## [Given exercise]
In the entries that follow, how many lines contain the word "page"? Answer with the number only.

━━ Material to process ━━

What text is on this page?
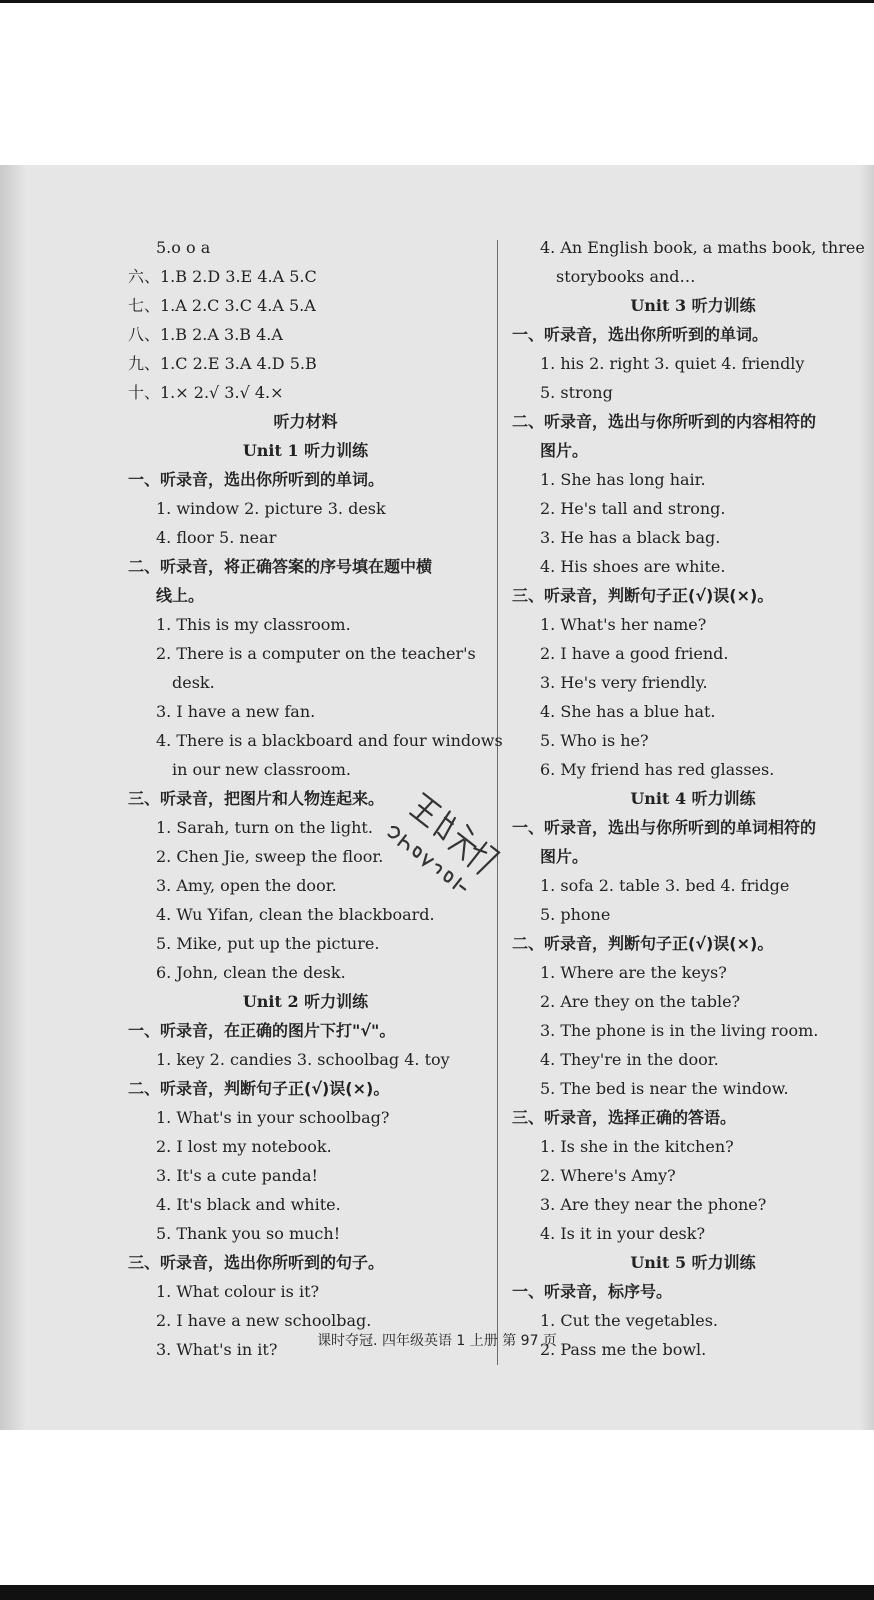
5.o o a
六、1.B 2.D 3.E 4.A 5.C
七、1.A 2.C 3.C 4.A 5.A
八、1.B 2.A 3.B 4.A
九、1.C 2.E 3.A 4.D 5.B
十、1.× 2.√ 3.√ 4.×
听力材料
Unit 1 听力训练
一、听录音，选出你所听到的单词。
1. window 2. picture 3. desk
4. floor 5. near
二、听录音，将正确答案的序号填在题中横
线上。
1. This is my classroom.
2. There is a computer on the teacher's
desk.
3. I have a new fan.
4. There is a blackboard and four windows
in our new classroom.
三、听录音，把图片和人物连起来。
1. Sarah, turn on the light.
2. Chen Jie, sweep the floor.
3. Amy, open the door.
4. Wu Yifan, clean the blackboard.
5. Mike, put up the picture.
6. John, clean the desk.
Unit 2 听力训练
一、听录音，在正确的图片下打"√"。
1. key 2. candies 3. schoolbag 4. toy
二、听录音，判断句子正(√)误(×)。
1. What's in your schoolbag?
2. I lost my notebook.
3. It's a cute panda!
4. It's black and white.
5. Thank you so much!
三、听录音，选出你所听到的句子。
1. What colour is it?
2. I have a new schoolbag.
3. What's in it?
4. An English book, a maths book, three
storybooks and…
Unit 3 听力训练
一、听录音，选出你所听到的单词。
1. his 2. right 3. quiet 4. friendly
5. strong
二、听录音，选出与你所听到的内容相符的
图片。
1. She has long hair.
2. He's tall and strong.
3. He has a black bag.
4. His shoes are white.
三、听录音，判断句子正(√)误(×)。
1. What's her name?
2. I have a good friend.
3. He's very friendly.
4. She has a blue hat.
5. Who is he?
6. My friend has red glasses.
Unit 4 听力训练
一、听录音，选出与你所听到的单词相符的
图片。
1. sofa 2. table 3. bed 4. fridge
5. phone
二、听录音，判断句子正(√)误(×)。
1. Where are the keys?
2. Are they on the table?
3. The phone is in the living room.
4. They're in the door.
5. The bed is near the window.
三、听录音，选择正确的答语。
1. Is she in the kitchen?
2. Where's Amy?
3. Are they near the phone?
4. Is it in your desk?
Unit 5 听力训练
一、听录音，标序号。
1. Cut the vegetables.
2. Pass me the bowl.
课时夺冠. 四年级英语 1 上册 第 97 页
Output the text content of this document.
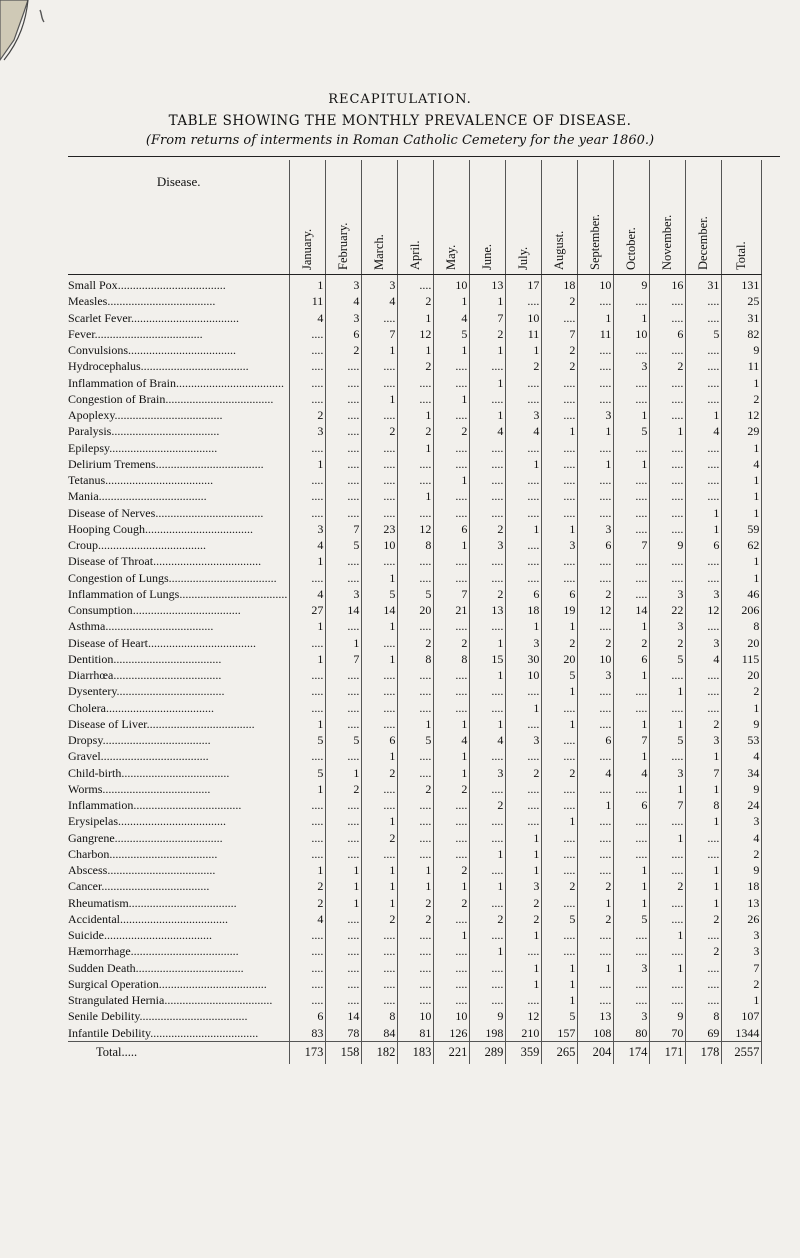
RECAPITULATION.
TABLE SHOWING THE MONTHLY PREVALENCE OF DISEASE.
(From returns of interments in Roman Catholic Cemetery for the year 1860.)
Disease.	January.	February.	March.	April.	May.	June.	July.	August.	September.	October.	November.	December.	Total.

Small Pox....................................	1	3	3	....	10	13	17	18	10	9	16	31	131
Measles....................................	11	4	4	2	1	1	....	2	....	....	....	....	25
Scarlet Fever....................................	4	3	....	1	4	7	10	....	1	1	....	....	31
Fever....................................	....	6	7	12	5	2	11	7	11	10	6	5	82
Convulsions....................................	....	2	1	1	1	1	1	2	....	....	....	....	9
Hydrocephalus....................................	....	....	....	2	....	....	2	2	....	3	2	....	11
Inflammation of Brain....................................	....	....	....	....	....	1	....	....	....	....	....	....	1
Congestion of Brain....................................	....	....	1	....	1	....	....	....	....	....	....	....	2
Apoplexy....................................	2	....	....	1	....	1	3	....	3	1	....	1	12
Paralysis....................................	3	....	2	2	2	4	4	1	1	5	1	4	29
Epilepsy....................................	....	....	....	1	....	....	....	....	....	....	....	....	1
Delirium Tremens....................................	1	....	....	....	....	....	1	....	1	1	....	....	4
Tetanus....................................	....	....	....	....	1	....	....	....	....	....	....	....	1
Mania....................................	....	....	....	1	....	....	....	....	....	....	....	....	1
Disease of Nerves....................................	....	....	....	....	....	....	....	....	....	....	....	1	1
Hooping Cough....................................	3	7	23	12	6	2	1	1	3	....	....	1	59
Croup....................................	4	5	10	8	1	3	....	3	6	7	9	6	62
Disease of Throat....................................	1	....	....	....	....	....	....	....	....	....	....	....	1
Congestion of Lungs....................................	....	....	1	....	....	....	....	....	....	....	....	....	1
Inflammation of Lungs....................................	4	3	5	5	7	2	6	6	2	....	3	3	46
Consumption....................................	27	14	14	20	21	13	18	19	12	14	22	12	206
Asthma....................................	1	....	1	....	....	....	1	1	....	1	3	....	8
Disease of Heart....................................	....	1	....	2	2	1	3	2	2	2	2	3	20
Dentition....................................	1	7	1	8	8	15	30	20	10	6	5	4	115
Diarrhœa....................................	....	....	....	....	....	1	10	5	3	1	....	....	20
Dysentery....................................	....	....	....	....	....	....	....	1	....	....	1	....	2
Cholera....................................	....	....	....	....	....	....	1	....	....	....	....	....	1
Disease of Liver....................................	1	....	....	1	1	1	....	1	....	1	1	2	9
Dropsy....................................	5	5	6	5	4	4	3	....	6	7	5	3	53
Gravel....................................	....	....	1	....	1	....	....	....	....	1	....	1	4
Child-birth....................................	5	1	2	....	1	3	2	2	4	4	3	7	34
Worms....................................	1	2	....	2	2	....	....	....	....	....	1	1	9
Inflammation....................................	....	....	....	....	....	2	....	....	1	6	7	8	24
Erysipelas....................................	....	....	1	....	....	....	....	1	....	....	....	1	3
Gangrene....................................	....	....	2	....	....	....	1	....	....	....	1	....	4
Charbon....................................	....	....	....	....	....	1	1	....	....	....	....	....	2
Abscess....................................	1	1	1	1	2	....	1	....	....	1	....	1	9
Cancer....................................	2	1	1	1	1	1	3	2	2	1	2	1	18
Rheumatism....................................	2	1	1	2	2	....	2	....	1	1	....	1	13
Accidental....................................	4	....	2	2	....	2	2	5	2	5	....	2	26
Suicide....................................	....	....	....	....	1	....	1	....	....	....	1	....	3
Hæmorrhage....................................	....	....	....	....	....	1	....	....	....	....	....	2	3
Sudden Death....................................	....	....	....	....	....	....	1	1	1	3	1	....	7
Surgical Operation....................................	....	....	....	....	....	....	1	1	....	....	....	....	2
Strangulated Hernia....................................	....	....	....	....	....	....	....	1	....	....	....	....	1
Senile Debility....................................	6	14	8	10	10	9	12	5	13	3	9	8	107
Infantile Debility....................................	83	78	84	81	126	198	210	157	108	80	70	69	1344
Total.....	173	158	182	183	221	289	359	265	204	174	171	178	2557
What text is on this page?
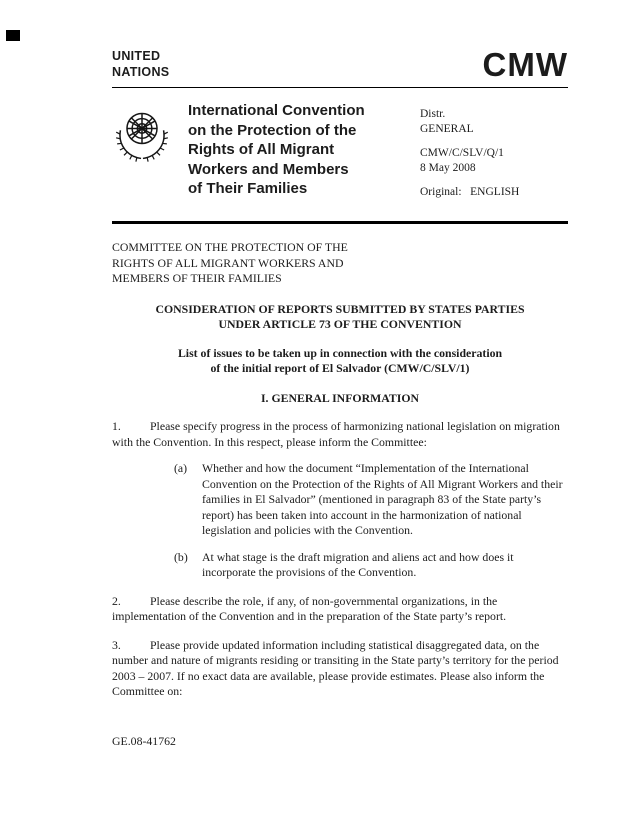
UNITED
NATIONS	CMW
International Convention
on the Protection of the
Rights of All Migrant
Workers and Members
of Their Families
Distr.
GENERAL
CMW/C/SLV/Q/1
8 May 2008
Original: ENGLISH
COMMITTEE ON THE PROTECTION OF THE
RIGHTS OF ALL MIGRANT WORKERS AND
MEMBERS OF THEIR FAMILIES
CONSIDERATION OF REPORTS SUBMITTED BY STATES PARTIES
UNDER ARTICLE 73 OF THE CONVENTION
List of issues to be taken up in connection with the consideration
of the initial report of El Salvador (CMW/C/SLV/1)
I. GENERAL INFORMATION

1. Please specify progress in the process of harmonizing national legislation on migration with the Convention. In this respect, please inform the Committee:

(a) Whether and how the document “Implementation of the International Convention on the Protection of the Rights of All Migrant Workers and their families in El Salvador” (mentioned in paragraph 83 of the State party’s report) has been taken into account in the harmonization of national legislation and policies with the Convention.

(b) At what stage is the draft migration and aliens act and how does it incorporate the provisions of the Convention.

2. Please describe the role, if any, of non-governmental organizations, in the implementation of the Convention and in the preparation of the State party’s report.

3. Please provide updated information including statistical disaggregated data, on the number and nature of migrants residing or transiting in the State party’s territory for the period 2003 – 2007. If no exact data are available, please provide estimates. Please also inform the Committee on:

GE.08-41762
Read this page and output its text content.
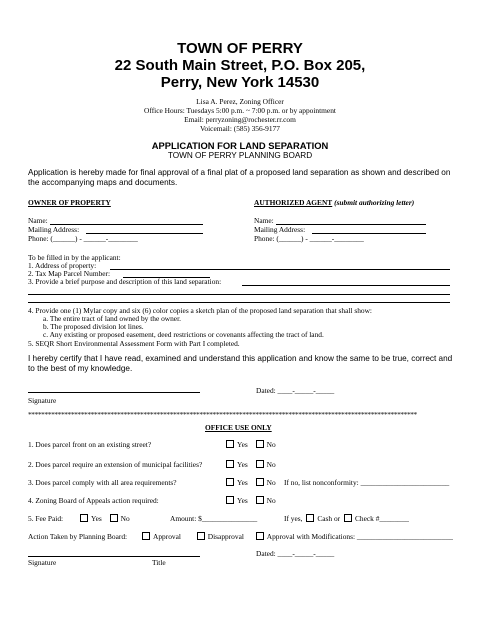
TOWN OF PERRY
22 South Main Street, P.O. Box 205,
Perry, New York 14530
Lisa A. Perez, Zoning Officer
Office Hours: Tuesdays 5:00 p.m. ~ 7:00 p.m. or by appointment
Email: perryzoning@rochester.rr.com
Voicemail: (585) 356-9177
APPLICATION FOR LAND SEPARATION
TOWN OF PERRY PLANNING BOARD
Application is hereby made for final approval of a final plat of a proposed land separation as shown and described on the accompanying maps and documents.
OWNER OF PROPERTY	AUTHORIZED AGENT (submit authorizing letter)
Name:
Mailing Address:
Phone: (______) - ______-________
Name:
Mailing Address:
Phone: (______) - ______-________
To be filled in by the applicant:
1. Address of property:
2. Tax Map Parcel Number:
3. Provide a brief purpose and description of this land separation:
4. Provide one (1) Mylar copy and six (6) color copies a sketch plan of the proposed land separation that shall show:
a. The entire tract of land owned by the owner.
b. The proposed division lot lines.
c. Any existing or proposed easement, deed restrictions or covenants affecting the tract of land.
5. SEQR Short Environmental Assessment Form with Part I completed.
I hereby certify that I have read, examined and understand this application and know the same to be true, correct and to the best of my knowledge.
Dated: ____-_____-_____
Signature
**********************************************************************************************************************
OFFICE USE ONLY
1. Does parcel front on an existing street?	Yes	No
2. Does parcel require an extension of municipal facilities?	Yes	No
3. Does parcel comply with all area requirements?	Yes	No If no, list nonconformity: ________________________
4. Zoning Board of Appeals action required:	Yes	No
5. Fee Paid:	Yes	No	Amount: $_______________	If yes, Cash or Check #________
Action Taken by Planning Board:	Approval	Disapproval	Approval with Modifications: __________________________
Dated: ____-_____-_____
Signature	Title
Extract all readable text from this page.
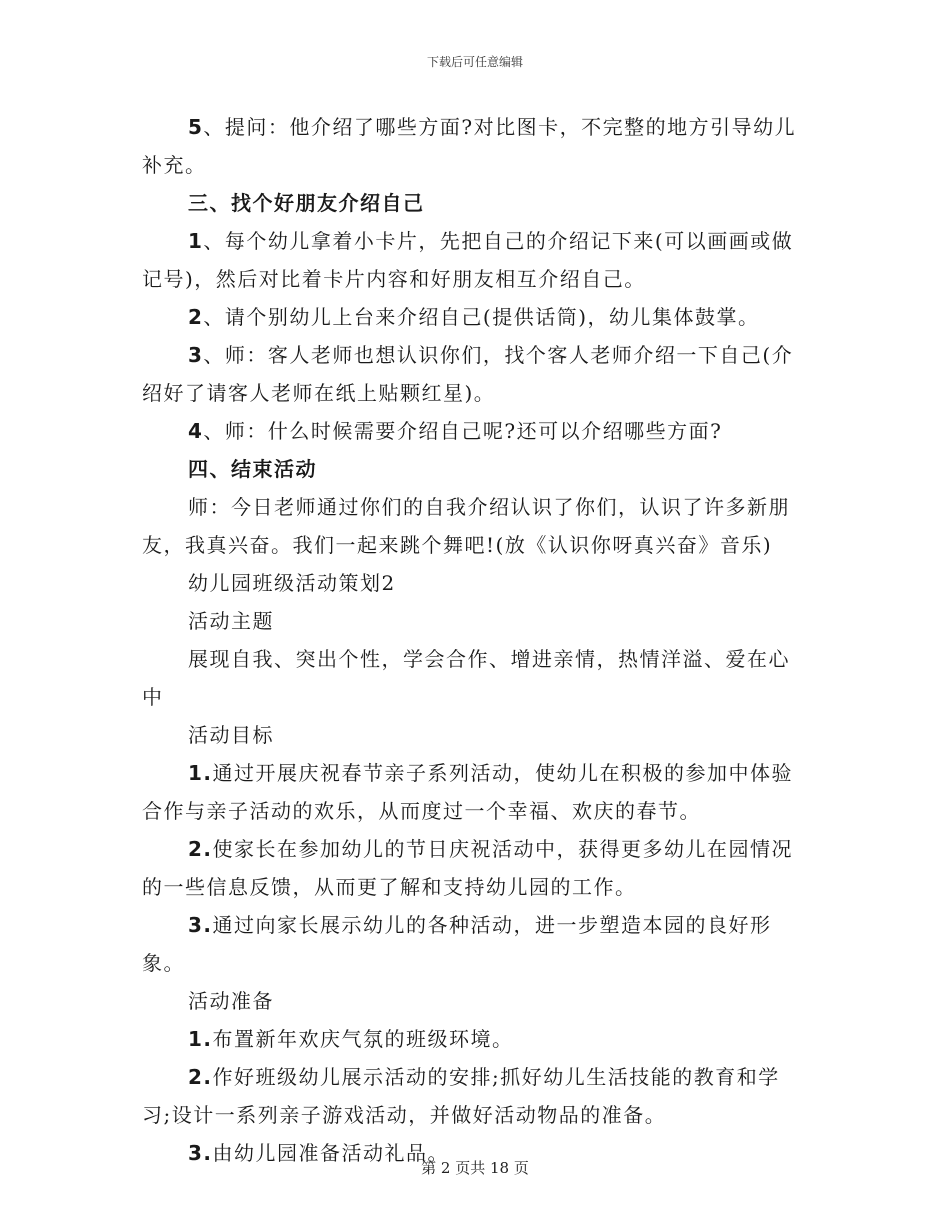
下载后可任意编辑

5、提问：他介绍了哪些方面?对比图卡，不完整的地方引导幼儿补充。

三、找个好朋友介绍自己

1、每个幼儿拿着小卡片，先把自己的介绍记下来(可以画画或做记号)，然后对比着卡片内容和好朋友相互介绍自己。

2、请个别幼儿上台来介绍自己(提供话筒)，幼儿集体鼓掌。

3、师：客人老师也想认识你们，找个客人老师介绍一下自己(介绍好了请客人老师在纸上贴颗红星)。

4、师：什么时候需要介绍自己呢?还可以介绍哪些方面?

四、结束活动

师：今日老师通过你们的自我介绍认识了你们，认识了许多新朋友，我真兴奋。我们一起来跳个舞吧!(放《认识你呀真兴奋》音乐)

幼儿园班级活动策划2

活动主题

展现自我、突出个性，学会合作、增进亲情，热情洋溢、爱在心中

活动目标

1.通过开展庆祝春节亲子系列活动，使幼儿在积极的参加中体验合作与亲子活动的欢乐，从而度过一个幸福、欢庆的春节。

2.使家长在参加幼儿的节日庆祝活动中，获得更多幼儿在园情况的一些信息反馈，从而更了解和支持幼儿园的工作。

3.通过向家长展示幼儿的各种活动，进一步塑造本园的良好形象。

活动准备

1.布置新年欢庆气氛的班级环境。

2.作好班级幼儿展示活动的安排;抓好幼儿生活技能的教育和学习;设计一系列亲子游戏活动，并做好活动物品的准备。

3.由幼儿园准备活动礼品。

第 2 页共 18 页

━━━

## [Task solution]
4